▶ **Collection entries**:
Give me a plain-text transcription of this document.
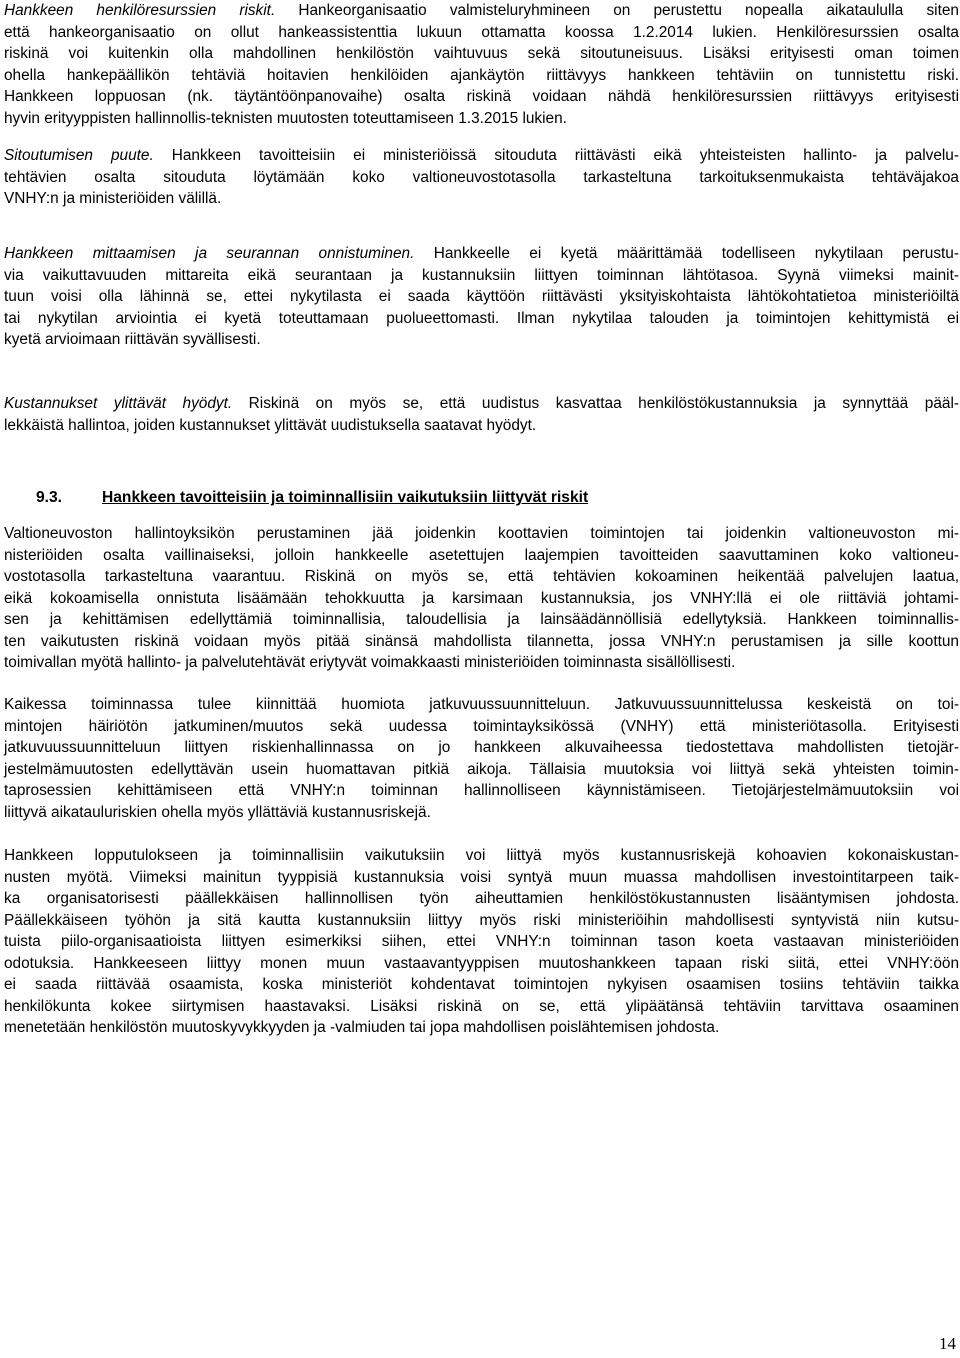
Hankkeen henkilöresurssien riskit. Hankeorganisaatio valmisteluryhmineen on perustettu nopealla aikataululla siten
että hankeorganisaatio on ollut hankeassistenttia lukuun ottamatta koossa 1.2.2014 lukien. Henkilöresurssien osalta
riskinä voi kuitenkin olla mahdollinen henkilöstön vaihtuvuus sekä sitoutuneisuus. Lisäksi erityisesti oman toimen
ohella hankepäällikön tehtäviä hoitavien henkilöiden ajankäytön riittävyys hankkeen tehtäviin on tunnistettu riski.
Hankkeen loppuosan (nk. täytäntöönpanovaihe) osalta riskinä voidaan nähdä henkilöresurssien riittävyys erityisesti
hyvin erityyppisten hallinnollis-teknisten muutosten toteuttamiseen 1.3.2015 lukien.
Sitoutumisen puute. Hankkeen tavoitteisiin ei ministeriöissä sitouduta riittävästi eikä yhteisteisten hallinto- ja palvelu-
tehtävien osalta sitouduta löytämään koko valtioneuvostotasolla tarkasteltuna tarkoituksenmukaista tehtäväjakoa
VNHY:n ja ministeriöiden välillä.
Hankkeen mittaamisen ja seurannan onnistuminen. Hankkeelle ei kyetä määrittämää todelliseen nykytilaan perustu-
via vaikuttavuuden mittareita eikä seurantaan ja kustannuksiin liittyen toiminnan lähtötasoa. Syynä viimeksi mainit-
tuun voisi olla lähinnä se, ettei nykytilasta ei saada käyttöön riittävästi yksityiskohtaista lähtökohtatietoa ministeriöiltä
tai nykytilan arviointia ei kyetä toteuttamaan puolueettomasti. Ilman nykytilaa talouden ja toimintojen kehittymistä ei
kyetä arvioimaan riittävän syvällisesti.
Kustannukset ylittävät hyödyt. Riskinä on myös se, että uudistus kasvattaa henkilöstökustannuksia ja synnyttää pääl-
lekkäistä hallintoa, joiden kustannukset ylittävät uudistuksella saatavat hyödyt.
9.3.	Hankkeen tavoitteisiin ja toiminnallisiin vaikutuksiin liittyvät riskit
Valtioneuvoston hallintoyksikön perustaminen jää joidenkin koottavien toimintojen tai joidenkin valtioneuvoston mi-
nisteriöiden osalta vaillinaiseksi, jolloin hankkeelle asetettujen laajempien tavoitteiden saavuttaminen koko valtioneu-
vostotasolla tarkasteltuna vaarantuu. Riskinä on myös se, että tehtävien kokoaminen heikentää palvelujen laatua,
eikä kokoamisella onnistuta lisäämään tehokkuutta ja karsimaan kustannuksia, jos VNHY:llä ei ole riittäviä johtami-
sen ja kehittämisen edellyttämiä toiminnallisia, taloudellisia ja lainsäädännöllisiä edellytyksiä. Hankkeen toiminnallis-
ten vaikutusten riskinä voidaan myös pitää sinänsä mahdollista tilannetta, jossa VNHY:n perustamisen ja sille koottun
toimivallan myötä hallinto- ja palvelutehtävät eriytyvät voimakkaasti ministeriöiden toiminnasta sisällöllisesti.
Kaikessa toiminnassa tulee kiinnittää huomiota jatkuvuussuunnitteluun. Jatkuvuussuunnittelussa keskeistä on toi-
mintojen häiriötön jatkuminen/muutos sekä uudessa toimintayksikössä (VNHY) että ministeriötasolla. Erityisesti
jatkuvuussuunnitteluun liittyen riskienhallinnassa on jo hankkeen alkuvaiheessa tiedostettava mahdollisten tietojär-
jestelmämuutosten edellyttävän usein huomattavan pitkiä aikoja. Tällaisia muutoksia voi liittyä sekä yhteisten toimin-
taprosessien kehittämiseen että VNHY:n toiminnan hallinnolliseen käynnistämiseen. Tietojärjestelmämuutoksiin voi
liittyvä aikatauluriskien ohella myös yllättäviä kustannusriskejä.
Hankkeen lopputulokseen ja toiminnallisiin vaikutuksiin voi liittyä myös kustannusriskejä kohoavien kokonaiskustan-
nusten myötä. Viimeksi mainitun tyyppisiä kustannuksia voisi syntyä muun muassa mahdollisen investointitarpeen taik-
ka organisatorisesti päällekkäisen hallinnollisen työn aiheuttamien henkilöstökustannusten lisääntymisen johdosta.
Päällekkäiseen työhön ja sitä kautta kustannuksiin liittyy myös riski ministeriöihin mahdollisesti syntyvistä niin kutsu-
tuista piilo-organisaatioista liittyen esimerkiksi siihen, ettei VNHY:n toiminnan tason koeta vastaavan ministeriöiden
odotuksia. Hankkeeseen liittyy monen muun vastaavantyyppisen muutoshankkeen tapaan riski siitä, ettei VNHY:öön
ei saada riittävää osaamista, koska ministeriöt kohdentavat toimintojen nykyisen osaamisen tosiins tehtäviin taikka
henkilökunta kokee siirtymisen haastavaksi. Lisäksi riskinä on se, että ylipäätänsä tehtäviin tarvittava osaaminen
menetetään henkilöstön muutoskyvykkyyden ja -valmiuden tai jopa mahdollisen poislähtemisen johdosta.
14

* * *

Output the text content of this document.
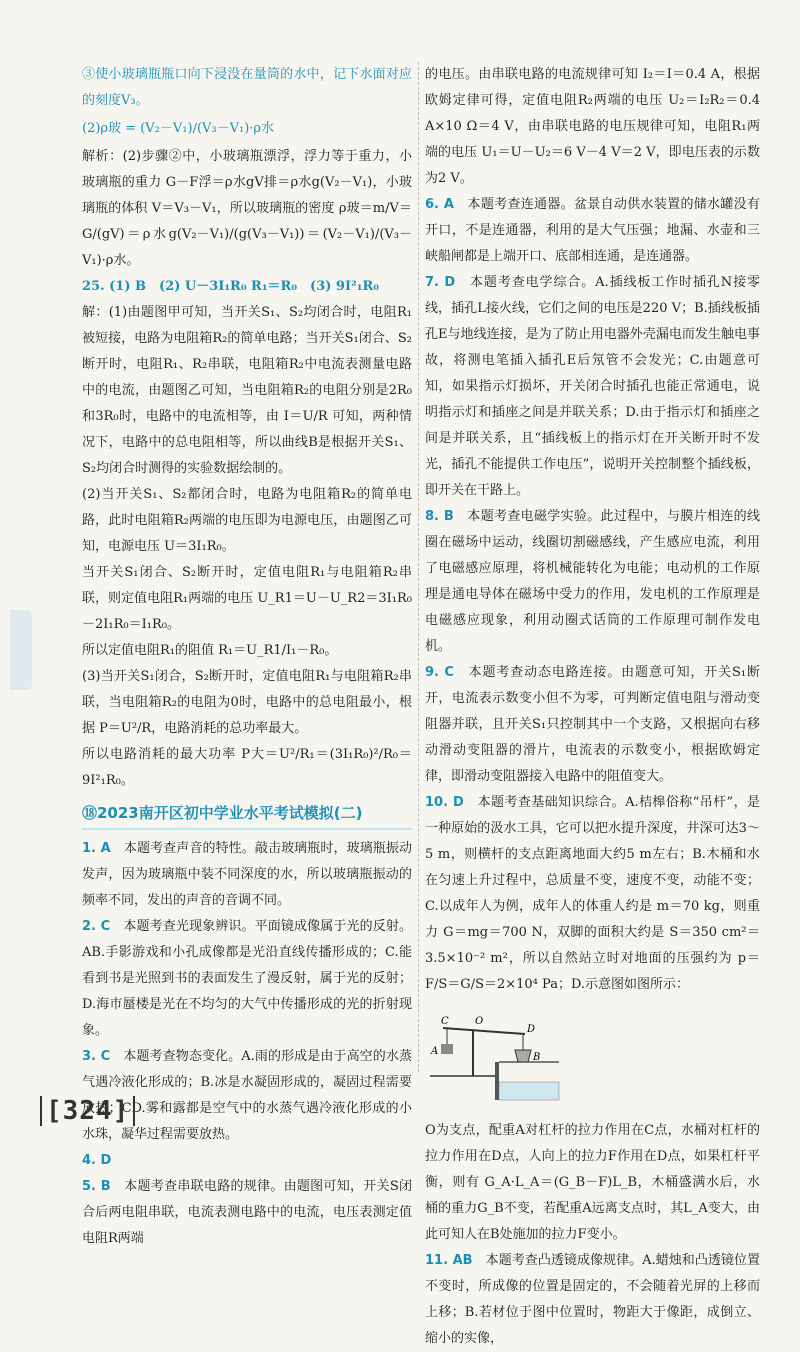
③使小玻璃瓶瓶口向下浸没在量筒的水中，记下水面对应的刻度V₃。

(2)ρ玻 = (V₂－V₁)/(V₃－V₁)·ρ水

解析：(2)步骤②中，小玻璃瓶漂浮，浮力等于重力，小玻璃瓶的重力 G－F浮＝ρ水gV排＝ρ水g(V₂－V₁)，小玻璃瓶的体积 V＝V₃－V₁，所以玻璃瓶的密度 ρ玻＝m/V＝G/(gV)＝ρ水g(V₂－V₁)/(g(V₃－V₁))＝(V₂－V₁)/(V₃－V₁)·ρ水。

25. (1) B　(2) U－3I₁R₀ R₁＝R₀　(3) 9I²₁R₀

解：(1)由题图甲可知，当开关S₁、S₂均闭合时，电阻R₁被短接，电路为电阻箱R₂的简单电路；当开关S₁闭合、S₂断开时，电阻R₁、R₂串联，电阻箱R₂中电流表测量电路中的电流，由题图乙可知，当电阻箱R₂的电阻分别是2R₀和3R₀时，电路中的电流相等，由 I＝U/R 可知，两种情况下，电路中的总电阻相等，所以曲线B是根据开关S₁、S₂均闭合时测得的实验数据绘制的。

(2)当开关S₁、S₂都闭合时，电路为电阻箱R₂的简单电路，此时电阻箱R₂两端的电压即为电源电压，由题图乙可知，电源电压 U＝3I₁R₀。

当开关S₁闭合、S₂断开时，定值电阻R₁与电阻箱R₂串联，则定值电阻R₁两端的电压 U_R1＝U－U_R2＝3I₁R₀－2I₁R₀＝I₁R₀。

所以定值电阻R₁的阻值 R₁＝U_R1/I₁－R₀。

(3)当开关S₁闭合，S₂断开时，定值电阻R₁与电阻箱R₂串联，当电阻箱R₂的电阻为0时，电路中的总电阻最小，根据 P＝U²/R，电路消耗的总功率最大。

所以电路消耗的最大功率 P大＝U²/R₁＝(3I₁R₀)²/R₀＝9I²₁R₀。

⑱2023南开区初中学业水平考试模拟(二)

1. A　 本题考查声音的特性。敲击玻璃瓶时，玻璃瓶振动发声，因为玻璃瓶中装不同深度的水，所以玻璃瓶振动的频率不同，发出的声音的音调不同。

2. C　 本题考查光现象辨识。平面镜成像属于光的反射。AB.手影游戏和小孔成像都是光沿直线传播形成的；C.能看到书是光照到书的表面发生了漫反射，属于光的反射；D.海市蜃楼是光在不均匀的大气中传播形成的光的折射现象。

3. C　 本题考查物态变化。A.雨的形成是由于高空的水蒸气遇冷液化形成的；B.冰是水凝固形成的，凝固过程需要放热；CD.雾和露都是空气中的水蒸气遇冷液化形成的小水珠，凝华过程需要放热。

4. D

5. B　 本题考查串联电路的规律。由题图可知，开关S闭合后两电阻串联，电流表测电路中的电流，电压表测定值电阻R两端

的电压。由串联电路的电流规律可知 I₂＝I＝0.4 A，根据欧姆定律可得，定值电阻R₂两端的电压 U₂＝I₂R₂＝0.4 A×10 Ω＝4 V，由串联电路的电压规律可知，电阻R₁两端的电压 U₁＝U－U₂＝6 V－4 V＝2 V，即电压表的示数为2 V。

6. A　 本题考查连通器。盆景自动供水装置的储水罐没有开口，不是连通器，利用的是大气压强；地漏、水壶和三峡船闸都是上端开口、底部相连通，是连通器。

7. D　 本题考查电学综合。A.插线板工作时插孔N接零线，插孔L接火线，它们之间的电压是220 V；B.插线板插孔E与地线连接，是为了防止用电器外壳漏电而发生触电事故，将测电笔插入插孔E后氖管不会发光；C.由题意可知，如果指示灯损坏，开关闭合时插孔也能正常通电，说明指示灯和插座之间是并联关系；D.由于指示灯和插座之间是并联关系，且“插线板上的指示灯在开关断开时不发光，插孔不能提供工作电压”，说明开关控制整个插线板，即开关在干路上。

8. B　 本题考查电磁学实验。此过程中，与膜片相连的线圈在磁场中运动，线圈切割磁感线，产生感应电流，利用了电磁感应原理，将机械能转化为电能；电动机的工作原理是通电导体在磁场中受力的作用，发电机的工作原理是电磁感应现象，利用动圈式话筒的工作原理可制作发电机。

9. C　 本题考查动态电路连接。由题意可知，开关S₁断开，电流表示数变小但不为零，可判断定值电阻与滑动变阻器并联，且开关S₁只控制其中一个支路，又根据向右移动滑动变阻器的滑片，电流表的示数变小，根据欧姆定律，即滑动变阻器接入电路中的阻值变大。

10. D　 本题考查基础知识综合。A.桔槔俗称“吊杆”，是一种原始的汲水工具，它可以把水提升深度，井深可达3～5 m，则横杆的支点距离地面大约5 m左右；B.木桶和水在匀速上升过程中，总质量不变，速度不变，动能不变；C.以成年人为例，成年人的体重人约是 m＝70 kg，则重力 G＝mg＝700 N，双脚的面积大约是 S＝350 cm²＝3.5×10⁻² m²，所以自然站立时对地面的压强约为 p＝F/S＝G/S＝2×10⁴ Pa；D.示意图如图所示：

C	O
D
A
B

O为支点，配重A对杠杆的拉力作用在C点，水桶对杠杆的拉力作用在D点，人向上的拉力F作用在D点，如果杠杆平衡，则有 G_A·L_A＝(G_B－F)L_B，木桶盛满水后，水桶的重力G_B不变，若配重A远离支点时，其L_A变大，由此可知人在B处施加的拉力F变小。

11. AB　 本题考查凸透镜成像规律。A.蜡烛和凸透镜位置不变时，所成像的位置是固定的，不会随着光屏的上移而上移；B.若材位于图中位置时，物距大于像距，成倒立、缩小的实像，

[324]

--

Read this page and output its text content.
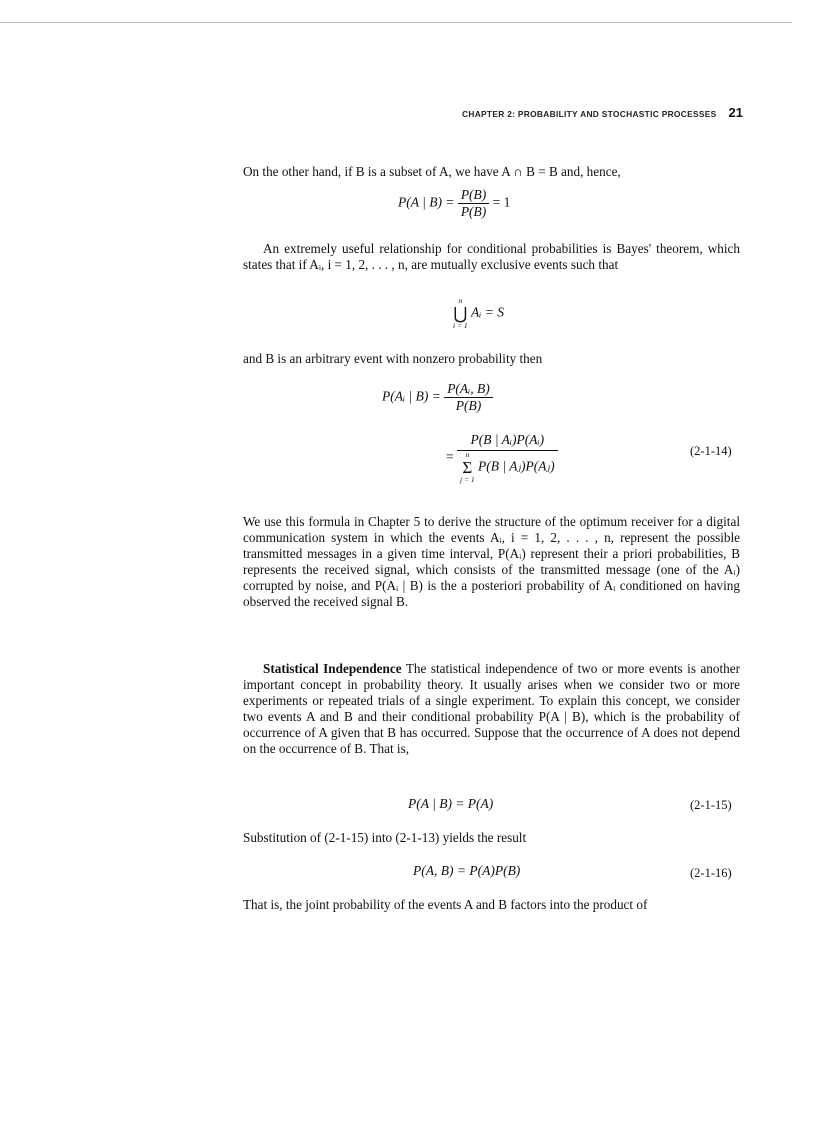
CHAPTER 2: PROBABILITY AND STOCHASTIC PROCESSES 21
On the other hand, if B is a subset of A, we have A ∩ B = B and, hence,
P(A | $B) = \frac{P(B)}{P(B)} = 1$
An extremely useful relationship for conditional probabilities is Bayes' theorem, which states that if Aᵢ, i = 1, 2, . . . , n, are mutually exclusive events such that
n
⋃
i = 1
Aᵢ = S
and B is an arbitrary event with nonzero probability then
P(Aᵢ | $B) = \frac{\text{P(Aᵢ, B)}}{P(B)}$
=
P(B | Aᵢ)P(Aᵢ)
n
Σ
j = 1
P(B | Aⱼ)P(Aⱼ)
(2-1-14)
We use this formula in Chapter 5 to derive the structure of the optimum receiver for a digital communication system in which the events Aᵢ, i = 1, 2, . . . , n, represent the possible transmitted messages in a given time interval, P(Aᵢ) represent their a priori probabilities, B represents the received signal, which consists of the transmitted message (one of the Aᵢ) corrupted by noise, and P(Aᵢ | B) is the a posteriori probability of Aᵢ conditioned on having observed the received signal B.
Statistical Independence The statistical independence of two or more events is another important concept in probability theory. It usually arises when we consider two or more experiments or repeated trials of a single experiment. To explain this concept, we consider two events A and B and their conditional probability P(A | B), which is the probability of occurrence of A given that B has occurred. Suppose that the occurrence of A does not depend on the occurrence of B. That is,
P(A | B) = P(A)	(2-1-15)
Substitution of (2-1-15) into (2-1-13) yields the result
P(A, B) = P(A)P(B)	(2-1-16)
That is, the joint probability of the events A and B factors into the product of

▶ **Set task**: Of all the lines above, how many contain "hyödyt"? Give the number and nothing more.

▶ **Solution to this exercise**: 2